Lines of data
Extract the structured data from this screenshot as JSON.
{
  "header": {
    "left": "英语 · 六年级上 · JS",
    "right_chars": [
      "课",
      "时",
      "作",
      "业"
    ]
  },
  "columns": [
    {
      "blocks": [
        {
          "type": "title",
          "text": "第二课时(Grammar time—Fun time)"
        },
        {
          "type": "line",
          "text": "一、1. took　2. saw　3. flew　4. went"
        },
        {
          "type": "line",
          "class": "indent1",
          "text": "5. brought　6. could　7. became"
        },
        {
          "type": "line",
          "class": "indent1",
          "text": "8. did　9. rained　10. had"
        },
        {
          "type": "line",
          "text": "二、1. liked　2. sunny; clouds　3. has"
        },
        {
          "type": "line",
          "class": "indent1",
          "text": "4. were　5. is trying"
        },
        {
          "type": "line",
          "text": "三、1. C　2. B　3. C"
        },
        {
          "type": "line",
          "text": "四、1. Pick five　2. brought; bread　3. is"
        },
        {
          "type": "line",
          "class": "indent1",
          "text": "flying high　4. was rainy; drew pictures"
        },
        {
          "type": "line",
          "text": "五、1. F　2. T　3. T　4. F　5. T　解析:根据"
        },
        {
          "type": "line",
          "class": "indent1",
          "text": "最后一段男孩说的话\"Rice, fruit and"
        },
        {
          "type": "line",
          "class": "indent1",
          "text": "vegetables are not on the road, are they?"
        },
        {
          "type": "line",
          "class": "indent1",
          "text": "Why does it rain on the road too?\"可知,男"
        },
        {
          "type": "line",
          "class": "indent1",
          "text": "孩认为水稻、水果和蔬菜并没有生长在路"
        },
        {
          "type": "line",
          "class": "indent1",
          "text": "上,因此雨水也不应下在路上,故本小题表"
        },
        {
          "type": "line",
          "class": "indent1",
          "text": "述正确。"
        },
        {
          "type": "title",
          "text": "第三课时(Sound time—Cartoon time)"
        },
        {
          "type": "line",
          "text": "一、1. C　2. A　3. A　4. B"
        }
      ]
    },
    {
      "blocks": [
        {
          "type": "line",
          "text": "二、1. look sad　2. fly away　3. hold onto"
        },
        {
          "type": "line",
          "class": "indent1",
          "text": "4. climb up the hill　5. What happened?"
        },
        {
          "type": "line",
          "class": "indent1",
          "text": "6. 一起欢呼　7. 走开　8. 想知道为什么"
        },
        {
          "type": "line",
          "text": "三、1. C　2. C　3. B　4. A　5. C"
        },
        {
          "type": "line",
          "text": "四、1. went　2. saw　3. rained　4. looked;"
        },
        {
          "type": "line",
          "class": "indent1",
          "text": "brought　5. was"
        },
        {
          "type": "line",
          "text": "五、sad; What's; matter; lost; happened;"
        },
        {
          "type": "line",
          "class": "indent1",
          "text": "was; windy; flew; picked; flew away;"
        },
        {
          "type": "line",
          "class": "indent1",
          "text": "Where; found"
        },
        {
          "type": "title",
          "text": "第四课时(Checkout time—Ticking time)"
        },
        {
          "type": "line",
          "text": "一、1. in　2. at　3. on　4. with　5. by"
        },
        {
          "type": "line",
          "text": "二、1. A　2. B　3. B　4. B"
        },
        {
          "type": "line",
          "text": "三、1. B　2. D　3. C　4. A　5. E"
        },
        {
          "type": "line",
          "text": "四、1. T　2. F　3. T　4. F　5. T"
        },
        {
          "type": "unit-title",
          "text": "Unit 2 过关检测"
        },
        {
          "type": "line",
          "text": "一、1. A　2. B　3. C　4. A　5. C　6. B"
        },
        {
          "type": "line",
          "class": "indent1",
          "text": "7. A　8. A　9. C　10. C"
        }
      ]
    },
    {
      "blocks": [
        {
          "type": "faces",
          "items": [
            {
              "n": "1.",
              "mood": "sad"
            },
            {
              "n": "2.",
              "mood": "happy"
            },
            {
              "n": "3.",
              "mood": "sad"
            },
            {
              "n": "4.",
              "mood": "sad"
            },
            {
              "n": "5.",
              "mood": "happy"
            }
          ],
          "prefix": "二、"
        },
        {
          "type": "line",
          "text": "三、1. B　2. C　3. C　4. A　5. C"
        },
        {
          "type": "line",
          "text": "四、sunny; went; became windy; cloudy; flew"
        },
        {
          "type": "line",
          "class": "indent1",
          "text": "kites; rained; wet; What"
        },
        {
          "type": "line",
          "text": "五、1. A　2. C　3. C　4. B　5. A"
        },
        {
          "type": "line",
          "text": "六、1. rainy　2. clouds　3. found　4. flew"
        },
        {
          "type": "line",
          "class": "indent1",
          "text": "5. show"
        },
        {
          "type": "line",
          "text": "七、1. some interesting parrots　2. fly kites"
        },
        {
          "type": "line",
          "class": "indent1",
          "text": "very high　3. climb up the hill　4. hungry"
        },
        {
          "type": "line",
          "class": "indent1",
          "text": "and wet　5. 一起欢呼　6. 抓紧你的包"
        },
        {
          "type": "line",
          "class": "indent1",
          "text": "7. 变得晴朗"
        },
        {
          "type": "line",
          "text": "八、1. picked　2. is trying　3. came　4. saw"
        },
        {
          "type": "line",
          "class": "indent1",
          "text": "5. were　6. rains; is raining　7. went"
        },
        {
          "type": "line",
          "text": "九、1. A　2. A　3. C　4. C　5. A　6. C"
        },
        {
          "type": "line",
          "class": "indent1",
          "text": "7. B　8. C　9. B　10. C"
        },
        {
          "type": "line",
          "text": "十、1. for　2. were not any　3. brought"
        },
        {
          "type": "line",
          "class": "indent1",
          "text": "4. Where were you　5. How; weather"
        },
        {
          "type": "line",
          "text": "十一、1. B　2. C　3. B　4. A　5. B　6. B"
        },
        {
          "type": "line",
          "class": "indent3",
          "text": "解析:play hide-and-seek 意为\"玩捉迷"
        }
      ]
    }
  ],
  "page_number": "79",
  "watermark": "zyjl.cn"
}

WHAT YOU ARE ASKED TO DO: All lines above containing the string "kites" are to be collected.

TASK RESPONSE:
          "text": "kites; rained; wet; What"
          "text": "七、1. some interesting parrots　2. fly kites"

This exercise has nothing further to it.